▶ [Short exercise]:
Reproduce every entry exactly as shown.

▶ [Data section]:
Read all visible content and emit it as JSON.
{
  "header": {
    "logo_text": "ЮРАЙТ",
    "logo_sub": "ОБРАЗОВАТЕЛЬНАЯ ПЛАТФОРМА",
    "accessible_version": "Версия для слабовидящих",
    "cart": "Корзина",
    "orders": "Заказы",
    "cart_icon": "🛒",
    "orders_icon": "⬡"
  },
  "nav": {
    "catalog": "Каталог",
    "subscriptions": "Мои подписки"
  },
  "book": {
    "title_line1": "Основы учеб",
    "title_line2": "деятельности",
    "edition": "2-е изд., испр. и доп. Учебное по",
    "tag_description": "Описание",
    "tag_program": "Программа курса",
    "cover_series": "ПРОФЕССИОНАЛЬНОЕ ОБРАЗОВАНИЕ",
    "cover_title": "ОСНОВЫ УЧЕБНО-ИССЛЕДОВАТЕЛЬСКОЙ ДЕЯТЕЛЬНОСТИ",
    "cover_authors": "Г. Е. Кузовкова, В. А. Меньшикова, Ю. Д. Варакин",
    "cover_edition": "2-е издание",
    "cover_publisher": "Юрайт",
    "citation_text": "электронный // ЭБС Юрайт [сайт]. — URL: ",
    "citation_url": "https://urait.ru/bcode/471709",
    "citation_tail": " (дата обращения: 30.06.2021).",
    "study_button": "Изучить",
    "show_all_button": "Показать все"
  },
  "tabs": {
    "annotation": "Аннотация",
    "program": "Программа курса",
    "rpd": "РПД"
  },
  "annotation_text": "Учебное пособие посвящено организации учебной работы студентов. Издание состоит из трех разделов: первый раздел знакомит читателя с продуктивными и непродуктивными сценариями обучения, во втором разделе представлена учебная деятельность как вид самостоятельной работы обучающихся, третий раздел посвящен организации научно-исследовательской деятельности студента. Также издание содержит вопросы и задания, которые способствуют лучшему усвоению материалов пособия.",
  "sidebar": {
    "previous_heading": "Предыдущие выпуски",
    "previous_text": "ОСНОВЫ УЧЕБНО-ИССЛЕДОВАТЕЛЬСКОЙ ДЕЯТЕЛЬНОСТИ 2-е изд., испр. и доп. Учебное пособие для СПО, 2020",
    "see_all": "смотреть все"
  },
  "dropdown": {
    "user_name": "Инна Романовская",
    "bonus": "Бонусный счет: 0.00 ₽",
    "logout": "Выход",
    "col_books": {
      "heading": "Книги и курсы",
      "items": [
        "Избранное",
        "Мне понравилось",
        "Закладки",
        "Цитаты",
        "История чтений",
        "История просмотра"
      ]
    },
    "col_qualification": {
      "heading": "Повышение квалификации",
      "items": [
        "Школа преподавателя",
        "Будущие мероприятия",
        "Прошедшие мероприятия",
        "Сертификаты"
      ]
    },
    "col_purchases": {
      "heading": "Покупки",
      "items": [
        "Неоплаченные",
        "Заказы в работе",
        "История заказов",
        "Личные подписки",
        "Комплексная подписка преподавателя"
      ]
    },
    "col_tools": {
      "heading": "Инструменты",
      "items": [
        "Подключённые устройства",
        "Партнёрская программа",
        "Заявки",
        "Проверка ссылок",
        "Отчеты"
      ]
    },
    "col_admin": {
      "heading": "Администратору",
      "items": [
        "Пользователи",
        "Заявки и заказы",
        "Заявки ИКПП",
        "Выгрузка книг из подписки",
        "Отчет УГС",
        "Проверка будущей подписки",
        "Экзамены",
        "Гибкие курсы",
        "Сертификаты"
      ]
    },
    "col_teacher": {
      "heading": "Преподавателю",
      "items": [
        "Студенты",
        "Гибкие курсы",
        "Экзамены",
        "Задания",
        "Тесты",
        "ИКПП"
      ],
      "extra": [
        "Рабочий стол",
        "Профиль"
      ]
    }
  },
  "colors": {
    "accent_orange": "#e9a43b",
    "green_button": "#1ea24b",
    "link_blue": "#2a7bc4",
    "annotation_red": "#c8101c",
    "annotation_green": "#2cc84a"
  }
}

▶ [Exercise answer]:
Read all visible content and emit it as JSON.
{
  "header": {
    "logo_text": "ЮРАЙТ",
    "logo_sub": "ОБРАЗОВАТЕЛЬНАЯ ПЛАТФОРМА",
    "accessible_version": "Версия для слабовидящих",
    "cart": "Корзина",
    "orders": "Заказы",
    "cart_icon": "🛒",
    "orders_icon": "⬡"
  },
  "nav": {
    "catalog": "Каталог",
    "subscriptions": "Мои подписки"
  },
  "book": {
    "title_line1": "Основы учеб",
    "title_line2": "деятельности",
    "edition": "2-е изд., испр. и доп. Учебное по",
    "tag_description": "Описание",
    "tag_program": "Программа курса",
    "cover_series": "ПРОФЕССИОНАЛЬНОЕ ОБРАЗОВАНИЕ",
    "cover_title": "ОСНОВЫ УЧЕБНО-ИССЛЕДОВАТЕЛЬСКОЙ ДЕЯТЕЛЬНОСТИ",
    "cover_authors": "Г. Е. Кузовкова, В. А. Меньшикова, Ю. Д. Варакин",
    "cover_edition": "2-е издание",
    "cover_publisher": "Юрайт",
    "citation_text": "электронный // ЭБС Юрайт [сайт]. — URL: ",
    "citation_url": "https://urait.ru/bcode/471709",
    "citation_tail": " (дата обращения: 30.06.2021).",
    "study_button": "Изучить",
    "show_all_button": "Показать все"
  },
  "tabs": {
    "annotation": "Аннотация",
    "program": "Программа курса",
    "rpd": "РПД"
  },
  "annotation_text": "Учебное пособие посвящено организации учебной работы студентов. Издание состоит из трех разделов: первый раздел знакомит читателя с продуктивными и непродуктивными сценариями обучения, во втором разделе представлена учебная деятельность как вид самостоятельной работы обучающихся, третий раздел посвящен организации научно-исследовательской деятельности студента. Также издание содержит вопросы и задания, которые способствуют лучшему усвоению материалов пособия.",
  "sidebar": {
    "previous_heading": "Предыдущие выпуски",
    "previous_text": "ОСНОВЫ УЧЕБНО-ИССЛЕДОВАТЕЛЬСКОЙ ДЕЯТЕЛЬНОСТИ 2-е изд., испр. и доп. Учебное пособие для СПО, 2020",
    "see_all": "смотреть все"
  },
  "dropdown": {
    "user_name": "Инна Романовская",
    "bonus": "Бонусный счет: 0.00 ₽",
    "logout": "Выход",
    "col_books": {
      "heading": "Книги и курсы",
      "items": [
        "Избранное",
        "Мне понравилось",
        "Закладки",
        "Цитаты",
        "История чтений",
        "История просмотра"
      ]
    },
    "col_qualification": {
      "heading": "Повышение квалификации",
      "items": [
        "Школа преподавателя",
        "Будущие мероприятия",
        "Прошедшие мероприятия",
        "Сертификаты"
      ]
    },
    "col_purchases": {
      "heading": "Покупки",
      "items": [
        "Неоплаченные",
        "Заказы в работе",
        "История заказов",
        "Личные подписки",
        "Комплексная подписка преподавателя"
      ]
    },
    "col_tools": {
      "heading": "Инструменты",
      "items": [
        "Подключённые устройства",
        "Партнёрская программа",
        "Заявки",
        "Проверка ссылок",
        "Отчеты"
      ]
    },
    "col_admin": {
      "heading": "Администратору",
      "items": [
        "Пользователи",
        "Заявки и заказы",
        "Заявки ИКПП",
        "Выгрузка книг из подписки",
        "Отчет УГС",
        "Проверка будущей подписки",
        "Экзамены",
        "Гибкие курсы",
        "Сертификаты"
      ]
    },
    "col_teacher": {
      "heading": "Преподавателю",
      "items": [
        "Студенты",
        "Гибкие курсы",
        "Экзамены",
        "Задания",
        "Тесты",
        "ИКПП"
      ],
      "extra": [
        "Рабочий стол",
        "Профиль"
      ]
    }
  },
  "colors": {
    "accent_orange": "#e9a43b",
    "green_button": "#1ea24b",
    "link_blue": "#2a7bc4",
    "annotation_red": "#c8101c",
    "annotation_green": "#2cc84a"
  }
}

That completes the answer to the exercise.